▶ **TASK TO COMPLETE**
Look through the material below, count the lines containing the word "trang", and state only the count.

(Entries from a dataset)
· · · ·
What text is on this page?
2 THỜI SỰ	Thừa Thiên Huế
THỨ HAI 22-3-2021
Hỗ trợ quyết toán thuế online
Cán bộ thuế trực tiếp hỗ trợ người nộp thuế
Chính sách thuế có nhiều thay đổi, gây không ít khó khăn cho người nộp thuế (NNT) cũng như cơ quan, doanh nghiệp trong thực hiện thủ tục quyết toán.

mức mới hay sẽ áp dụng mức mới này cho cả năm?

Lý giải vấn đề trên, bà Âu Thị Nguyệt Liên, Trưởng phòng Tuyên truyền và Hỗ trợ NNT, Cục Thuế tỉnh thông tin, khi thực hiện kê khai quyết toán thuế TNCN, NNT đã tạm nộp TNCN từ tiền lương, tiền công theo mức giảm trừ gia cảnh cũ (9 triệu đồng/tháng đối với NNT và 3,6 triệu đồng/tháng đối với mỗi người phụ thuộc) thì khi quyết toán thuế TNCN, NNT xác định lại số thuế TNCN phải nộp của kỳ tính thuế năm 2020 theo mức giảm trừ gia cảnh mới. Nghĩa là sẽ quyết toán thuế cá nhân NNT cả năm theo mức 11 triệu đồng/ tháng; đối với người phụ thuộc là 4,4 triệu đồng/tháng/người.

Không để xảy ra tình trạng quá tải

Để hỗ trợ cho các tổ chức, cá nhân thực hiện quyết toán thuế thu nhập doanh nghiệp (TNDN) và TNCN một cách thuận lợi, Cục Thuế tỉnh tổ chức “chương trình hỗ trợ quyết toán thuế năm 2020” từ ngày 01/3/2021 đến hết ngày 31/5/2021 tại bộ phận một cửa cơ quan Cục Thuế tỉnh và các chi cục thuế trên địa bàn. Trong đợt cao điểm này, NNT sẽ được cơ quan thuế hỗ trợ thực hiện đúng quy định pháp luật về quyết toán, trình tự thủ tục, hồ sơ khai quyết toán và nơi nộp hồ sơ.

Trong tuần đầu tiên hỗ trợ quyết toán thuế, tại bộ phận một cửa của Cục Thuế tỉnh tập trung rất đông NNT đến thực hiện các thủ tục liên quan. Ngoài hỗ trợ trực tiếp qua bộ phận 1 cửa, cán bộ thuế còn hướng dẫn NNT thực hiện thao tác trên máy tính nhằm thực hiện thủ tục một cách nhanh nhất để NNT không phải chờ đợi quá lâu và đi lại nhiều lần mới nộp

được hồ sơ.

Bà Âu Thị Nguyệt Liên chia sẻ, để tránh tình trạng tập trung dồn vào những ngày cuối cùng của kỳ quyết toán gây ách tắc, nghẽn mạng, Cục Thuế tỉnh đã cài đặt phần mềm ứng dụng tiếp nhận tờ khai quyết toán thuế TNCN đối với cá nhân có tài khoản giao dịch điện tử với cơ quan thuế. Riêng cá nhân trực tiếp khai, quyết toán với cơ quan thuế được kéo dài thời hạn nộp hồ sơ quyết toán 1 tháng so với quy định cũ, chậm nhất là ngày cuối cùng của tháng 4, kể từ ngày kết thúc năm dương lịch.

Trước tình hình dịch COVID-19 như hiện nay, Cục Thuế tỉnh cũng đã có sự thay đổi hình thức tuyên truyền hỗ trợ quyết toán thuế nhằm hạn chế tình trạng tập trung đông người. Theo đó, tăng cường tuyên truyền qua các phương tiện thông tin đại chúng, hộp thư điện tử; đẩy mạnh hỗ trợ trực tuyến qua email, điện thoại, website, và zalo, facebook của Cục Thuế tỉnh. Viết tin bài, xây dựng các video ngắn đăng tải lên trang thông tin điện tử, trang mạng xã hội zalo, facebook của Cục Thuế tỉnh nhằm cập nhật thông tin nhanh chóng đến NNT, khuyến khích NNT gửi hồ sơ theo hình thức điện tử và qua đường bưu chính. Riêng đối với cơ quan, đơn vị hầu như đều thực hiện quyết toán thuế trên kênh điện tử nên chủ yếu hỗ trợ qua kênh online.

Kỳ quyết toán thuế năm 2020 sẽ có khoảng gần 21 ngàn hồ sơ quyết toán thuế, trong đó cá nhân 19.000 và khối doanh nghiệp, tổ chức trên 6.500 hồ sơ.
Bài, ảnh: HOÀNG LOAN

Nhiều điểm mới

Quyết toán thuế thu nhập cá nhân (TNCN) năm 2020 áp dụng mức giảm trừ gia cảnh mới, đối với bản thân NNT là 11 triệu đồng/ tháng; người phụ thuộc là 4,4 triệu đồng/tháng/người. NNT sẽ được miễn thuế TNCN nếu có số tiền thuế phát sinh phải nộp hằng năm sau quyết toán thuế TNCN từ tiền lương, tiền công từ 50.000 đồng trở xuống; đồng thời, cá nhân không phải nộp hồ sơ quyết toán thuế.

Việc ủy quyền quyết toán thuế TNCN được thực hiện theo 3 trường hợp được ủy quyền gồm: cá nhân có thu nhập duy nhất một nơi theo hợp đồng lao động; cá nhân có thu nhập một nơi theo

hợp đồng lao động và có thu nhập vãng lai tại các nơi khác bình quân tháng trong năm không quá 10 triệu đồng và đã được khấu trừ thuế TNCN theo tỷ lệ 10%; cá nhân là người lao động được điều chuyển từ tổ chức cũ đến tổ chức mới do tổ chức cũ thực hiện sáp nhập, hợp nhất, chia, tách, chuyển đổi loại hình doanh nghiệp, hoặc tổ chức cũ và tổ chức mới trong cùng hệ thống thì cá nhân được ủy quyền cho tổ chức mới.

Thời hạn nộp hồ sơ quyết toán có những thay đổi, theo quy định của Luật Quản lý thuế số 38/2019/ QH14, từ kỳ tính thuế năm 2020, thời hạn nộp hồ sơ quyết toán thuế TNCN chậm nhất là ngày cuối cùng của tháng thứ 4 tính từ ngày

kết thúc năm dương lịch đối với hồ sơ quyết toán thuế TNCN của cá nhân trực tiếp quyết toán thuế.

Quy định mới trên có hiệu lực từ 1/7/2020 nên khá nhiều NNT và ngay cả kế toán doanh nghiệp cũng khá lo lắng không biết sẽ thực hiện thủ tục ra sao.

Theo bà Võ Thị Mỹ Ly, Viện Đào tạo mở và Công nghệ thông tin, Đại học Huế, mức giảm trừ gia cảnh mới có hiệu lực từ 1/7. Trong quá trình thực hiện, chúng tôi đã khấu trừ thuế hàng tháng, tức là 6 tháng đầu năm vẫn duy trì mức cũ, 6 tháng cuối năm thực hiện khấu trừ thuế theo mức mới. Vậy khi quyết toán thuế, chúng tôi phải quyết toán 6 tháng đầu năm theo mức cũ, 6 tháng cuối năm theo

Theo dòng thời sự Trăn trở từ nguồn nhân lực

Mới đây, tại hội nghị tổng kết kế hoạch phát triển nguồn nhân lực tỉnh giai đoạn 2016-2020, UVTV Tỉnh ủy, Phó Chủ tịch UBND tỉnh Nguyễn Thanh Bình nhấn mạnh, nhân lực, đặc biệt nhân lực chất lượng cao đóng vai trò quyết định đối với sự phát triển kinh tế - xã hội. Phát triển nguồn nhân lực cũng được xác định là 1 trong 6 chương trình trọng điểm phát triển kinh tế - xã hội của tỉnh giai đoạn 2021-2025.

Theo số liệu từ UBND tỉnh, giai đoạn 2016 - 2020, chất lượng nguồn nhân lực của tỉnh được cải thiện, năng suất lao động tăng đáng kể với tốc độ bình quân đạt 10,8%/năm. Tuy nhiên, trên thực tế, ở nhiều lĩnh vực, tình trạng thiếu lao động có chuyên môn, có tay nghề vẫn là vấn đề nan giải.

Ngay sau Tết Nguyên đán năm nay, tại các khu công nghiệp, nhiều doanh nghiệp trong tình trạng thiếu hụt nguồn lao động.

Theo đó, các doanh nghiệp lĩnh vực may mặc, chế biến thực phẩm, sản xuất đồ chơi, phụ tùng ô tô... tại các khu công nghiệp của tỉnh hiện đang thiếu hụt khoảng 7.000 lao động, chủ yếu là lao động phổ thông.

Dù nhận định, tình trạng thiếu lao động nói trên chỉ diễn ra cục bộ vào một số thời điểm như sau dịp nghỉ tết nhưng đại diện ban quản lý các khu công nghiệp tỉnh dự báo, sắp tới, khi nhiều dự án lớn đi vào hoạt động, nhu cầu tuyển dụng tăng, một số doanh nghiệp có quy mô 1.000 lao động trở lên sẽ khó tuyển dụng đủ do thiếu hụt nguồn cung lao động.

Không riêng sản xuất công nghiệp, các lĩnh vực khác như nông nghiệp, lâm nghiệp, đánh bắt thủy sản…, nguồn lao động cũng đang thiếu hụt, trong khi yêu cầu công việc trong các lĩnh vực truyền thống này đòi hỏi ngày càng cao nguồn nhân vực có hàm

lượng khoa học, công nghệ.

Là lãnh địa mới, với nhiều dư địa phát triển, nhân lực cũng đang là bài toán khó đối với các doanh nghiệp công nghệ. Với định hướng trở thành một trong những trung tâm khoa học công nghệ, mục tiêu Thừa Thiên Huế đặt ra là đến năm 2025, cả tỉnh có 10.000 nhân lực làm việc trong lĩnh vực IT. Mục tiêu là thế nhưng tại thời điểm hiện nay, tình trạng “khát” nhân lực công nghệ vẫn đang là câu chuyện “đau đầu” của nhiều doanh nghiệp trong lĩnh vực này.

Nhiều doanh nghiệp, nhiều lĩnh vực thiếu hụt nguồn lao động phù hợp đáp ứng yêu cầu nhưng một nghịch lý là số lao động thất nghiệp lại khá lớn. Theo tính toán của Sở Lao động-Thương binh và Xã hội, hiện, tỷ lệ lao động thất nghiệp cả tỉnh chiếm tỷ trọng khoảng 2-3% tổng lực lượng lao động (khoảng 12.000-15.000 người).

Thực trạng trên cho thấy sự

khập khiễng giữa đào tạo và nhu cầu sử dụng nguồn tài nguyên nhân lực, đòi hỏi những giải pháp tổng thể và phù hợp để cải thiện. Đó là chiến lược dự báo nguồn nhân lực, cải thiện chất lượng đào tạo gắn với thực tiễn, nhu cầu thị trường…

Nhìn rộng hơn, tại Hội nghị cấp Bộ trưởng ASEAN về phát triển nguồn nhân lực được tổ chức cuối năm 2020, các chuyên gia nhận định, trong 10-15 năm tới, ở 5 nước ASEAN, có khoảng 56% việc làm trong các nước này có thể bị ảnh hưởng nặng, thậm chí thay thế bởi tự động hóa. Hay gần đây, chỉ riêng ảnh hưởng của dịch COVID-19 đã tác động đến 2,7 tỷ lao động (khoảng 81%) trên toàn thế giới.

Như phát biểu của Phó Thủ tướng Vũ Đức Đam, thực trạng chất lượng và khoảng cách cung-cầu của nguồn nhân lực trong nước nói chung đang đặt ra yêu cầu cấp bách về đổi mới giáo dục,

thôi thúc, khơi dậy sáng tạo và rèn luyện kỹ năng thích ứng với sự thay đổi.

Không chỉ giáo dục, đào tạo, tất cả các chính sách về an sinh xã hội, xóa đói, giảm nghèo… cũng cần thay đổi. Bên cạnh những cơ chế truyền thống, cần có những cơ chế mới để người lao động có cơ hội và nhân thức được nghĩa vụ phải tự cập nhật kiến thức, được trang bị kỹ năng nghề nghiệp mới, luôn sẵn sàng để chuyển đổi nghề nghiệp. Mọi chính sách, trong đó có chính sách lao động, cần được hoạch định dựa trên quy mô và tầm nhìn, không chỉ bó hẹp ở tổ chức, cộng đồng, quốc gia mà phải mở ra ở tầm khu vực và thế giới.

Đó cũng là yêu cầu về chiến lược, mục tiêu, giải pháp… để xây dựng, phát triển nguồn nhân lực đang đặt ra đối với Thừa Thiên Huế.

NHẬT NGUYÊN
· · · ·
▶ **REPLY**
2